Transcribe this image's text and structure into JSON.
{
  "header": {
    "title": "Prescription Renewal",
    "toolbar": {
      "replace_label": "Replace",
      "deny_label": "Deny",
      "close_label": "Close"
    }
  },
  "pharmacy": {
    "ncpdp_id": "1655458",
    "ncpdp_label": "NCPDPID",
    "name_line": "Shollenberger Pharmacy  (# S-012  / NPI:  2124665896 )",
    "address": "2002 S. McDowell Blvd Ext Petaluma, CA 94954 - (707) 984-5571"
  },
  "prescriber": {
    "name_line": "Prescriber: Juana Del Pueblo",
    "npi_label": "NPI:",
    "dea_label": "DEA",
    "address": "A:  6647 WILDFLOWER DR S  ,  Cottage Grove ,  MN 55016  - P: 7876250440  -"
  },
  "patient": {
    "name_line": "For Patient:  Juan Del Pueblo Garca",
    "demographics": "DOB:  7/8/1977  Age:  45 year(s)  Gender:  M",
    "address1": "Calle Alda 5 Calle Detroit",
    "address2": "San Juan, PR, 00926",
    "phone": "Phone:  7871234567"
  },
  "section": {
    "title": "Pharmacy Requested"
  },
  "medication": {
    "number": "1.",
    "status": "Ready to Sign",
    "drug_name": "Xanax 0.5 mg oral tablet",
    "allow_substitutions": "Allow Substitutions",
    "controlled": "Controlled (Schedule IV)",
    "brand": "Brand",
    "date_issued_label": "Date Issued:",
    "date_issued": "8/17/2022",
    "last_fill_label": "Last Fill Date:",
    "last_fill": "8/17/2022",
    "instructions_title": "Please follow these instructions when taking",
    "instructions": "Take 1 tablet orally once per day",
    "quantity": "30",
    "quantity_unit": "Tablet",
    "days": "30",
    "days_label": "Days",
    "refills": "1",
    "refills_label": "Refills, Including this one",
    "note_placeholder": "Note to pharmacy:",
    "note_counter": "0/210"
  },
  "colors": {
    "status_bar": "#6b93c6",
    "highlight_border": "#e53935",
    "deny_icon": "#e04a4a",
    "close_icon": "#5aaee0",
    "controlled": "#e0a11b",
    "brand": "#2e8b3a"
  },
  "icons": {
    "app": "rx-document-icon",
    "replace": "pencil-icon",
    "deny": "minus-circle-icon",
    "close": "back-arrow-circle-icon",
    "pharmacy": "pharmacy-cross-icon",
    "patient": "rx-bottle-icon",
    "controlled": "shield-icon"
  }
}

What you are asked to do
Write down every line of the data above that includes the string "Pueblo".

Exercise solution
    "name_line": "Prescriber: Juana Del Pueblo",
    "name_line": "For Patient:  Juan Del Pueblo Garca",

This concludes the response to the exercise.